* WORK INSTRUCTIONS: Copy every line that contains the string "ECMWF" from the entries below.

/---

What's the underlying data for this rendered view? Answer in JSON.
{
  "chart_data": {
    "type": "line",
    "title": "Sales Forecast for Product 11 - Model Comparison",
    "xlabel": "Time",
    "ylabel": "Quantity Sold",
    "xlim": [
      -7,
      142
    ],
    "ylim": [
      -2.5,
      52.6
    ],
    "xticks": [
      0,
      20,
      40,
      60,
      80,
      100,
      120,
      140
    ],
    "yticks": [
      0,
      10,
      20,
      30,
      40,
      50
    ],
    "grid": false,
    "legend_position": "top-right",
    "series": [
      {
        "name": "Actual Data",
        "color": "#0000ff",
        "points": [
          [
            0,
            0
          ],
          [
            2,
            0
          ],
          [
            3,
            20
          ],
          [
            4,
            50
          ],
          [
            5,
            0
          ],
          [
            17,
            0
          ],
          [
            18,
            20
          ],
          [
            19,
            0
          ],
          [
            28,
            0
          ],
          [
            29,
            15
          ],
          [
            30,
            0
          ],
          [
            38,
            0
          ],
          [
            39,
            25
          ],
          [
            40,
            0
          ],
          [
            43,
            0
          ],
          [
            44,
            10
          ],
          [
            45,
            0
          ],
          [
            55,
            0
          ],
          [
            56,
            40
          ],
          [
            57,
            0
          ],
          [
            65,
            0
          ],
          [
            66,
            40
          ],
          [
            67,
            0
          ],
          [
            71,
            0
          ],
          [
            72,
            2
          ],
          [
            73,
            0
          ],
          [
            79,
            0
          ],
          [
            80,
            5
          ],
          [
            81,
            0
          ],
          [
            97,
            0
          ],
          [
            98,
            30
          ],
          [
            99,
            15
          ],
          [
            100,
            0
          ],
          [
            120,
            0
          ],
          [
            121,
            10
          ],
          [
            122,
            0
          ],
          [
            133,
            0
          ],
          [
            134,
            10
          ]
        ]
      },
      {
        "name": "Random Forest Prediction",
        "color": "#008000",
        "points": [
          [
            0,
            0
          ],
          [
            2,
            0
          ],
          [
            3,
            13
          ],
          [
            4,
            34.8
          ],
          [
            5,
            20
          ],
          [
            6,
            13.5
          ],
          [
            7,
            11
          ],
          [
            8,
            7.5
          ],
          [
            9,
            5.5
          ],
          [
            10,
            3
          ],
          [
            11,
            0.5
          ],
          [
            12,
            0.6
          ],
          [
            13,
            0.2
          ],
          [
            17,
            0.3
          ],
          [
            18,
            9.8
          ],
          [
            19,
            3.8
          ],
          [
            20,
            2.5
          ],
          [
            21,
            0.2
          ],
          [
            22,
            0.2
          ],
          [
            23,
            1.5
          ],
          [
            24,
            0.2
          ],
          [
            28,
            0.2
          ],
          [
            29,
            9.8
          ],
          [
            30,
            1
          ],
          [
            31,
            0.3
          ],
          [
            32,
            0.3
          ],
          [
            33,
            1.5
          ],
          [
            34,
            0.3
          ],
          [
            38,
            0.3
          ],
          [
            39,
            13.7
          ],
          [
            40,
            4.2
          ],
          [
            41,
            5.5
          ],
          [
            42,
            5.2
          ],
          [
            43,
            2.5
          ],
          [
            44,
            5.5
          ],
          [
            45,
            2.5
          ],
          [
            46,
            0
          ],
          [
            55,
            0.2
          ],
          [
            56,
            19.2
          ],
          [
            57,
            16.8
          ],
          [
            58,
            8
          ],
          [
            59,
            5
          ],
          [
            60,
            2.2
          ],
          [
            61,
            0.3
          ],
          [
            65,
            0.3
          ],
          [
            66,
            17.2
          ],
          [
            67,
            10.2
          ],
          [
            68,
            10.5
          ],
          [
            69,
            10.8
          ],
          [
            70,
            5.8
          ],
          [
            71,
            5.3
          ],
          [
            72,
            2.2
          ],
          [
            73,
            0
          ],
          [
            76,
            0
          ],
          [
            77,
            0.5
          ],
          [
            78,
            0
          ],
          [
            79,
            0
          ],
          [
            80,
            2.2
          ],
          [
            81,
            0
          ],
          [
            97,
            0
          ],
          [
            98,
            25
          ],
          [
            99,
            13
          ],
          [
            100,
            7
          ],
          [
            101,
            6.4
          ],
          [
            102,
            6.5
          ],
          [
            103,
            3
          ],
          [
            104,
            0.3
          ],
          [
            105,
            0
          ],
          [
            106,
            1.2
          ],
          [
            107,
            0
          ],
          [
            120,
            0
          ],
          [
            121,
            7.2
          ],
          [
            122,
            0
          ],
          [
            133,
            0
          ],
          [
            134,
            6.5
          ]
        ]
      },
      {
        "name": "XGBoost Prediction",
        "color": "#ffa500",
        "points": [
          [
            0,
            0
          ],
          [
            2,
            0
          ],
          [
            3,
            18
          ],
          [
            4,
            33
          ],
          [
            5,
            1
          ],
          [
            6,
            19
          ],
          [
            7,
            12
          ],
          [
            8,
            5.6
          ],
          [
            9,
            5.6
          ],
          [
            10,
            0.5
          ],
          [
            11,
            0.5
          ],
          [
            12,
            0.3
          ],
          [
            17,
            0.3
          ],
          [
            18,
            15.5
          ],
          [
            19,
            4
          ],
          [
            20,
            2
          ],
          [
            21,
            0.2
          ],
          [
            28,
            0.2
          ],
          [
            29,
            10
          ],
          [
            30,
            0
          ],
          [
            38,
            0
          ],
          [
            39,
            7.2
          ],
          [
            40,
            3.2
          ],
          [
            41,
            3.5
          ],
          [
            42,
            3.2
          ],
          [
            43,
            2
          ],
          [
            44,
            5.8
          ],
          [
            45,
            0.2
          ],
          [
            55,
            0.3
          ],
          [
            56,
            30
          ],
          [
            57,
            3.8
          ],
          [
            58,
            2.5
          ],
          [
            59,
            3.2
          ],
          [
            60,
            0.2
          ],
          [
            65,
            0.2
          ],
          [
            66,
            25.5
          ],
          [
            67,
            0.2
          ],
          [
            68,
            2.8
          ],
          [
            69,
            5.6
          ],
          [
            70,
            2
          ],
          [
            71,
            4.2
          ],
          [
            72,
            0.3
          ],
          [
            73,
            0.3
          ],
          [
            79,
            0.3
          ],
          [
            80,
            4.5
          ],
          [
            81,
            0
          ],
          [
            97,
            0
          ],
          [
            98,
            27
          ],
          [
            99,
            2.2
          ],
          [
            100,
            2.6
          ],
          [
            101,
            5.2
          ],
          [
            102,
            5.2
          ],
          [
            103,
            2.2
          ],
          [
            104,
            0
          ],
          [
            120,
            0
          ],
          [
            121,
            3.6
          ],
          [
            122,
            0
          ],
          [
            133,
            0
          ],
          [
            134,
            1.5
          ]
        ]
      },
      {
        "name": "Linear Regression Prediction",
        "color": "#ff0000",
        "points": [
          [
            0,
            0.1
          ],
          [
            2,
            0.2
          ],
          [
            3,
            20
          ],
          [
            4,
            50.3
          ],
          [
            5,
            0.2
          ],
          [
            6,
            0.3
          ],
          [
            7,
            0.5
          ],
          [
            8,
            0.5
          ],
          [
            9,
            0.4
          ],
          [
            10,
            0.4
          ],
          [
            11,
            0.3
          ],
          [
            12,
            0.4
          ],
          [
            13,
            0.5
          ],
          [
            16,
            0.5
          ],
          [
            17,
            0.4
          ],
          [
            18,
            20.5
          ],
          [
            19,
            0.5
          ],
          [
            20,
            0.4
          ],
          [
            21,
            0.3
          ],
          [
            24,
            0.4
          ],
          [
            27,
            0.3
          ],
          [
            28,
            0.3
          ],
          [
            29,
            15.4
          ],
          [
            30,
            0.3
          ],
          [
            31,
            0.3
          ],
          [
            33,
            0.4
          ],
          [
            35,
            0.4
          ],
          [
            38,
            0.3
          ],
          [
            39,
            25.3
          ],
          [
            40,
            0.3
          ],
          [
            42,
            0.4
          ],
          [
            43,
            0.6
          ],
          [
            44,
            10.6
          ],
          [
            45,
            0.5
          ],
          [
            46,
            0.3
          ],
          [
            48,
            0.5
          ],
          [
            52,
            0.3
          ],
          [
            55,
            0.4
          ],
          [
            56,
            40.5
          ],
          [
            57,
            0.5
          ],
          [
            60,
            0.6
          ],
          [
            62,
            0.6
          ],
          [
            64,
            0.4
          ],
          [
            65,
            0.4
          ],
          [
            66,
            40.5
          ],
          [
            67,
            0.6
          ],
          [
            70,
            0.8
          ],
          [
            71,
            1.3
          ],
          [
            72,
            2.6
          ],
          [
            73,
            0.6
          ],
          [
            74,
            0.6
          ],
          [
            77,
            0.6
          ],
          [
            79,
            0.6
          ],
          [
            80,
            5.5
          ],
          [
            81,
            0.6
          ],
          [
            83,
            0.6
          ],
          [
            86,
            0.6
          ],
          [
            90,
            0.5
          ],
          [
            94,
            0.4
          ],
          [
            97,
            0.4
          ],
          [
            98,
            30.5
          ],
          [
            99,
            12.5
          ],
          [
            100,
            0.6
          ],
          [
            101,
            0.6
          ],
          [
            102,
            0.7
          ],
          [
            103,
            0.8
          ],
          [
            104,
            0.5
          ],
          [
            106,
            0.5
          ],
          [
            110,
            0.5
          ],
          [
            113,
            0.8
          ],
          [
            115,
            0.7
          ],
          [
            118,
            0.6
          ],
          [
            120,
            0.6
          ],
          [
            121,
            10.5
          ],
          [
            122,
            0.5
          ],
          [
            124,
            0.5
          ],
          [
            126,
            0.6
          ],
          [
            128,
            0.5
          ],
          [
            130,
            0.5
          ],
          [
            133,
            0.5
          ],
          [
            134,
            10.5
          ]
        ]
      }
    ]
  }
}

\---
/---

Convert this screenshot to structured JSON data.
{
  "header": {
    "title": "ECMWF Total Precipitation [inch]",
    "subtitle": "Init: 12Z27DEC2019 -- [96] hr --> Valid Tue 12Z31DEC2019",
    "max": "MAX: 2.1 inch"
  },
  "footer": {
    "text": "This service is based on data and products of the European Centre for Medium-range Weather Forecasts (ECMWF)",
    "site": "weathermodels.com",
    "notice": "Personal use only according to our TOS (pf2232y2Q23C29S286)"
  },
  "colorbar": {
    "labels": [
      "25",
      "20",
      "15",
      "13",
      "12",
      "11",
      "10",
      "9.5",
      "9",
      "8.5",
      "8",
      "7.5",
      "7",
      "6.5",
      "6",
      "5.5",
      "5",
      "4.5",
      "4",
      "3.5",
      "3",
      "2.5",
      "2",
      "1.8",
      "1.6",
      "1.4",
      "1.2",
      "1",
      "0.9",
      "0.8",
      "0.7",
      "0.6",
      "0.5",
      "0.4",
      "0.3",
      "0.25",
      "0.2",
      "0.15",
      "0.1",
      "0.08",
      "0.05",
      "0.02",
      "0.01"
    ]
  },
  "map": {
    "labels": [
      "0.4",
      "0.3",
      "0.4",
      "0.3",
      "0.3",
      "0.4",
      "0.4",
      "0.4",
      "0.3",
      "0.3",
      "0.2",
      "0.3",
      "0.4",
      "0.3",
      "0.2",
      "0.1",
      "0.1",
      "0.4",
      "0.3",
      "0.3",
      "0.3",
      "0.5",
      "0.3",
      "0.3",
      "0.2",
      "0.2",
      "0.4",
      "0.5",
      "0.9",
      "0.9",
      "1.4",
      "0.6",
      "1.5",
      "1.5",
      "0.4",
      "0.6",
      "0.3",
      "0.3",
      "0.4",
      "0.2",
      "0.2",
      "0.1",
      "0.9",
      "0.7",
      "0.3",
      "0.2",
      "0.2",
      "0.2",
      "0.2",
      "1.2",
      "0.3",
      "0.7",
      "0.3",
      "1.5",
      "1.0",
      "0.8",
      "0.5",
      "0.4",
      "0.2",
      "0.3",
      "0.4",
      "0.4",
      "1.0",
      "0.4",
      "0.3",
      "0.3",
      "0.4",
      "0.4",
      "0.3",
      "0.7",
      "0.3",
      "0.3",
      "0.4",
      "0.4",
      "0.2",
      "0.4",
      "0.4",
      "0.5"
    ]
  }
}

\---

* ANSWER:
    "title": "ECMWF Total Precipitation [inch]",
    "text": "This service is based on data and products of the European Centre for Medium-range Weather Forecasts (ECMWF)",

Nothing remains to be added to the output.